Search the records that follow and extract every line containing the string "title".
○ ○ ○ ○ ○
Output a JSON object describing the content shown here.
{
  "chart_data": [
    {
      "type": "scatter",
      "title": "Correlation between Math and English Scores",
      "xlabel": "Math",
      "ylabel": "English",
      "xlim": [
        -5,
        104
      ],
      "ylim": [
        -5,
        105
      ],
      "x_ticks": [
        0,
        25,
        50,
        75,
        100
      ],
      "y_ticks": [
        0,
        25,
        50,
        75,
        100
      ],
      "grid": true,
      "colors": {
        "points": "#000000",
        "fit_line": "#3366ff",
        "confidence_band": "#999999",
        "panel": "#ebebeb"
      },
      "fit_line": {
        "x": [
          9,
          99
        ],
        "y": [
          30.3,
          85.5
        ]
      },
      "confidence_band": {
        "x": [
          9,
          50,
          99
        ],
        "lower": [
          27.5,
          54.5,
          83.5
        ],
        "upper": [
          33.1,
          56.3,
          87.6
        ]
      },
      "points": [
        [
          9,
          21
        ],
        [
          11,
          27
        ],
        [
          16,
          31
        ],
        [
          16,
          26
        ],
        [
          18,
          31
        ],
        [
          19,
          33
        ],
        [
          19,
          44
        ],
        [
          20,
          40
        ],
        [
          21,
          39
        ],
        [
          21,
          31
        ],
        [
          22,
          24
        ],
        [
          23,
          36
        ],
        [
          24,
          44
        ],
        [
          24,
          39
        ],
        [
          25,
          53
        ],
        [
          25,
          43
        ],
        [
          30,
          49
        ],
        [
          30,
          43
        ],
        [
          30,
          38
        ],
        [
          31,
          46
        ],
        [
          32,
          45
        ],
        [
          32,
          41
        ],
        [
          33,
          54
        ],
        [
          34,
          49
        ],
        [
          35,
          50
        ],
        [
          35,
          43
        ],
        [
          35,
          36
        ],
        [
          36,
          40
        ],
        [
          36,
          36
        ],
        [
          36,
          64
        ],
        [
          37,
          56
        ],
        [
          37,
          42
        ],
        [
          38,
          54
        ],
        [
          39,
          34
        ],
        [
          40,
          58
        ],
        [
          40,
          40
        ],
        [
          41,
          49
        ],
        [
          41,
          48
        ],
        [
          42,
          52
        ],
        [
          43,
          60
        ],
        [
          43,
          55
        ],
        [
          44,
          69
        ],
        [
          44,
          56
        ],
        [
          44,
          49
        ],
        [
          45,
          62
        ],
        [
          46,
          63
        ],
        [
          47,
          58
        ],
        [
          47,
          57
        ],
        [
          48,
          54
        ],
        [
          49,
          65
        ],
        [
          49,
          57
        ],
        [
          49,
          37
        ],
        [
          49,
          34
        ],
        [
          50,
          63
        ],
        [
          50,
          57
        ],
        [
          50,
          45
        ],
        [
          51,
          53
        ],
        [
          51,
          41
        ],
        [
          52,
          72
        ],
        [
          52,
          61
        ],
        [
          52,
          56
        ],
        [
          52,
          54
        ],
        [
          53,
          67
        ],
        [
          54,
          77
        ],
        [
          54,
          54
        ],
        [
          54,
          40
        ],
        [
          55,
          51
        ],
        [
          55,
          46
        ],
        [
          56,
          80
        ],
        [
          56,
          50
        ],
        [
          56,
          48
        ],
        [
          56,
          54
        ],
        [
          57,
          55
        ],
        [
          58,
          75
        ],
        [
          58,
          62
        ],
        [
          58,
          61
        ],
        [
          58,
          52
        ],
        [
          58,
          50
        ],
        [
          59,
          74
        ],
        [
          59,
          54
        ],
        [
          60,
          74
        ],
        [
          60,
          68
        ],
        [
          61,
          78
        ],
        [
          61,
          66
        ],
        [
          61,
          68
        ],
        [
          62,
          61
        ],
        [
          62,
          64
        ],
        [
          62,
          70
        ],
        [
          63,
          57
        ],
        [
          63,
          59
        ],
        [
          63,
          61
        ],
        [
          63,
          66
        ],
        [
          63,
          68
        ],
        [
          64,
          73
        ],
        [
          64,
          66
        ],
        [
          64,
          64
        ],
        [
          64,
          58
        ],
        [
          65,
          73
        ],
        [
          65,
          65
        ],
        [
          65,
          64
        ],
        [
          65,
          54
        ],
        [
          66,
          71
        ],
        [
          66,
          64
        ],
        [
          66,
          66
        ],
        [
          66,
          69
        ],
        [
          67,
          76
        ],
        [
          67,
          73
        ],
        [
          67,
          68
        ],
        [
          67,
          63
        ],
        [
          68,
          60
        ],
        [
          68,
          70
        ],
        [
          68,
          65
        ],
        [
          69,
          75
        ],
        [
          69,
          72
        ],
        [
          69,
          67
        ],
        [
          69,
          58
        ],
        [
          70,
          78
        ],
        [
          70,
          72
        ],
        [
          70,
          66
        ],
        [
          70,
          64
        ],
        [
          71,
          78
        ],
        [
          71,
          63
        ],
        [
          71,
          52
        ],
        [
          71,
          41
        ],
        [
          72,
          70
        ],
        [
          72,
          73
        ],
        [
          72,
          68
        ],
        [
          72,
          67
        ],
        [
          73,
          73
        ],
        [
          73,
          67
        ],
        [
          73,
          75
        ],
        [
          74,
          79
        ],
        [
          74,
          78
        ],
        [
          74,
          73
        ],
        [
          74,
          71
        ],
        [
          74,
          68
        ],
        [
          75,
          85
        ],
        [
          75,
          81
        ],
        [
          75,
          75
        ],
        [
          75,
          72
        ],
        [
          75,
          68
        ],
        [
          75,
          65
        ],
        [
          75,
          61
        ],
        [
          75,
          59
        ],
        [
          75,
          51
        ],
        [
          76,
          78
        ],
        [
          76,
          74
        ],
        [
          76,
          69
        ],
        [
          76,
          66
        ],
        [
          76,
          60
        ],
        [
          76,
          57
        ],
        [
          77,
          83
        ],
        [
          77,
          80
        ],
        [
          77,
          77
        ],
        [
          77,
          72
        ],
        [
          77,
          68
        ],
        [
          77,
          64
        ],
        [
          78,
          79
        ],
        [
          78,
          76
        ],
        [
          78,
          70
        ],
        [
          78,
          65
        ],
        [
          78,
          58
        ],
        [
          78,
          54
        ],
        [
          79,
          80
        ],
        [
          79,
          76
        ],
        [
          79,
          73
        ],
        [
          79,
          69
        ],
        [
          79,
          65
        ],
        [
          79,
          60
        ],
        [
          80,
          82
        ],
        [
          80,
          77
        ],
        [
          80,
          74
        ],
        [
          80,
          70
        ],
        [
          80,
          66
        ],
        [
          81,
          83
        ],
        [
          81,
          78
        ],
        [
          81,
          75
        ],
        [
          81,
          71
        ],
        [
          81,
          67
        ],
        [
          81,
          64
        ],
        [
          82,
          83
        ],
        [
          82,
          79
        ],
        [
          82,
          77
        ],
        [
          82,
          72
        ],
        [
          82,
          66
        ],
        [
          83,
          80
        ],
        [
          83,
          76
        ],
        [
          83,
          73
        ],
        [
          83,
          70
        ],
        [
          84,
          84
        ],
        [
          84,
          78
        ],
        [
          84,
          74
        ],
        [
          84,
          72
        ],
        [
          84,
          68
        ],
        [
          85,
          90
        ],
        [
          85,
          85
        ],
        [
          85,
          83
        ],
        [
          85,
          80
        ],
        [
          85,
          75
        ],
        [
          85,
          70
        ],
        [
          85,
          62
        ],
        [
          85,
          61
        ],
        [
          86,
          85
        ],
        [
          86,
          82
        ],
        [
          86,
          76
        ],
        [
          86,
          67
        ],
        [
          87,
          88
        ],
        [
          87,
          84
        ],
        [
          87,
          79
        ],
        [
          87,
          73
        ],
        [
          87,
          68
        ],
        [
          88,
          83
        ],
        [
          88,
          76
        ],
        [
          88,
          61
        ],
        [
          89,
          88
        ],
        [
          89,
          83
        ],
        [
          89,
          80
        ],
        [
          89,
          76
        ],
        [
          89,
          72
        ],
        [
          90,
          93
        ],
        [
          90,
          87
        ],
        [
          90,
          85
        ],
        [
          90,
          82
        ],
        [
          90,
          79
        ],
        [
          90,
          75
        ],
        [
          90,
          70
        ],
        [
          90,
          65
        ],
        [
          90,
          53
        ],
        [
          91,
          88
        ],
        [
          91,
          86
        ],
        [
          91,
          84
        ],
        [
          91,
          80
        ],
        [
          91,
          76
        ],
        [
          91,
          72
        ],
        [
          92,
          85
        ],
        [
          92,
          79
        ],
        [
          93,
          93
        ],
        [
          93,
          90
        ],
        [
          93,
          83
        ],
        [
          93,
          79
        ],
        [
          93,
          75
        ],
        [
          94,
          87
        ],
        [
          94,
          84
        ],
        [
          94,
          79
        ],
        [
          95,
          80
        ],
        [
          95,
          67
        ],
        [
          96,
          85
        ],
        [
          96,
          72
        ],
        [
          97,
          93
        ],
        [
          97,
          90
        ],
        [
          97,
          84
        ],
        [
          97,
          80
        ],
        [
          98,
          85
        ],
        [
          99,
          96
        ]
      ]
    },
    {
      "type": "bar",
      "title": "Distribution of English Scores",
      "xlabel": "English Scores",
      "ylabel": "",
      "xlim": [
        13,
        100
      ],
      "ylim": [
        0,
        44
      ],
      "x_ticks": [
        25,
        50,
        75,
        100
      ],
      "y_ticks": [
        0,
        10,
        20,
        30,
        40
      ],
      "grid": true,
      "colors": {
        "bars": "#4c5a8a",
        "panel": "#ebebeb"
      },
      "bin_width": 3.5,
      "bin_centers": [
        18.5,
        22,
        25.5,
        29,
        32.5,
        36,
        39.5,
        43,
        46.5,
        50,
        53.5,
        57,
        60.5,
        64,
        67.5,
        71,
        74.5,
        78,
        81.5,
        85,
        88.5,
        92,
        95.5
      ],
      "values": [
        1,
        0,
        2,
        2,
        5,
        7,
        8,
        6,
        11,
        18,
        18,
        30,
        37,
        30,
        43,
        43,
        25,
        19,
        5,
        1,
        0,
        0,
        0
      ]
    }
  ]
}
○ ○ ○ ○ ○
#### [EXERCISE ANSWER]
      "title": "Correlation between Math and English Scores",
      "title": "Distribution of English Scores",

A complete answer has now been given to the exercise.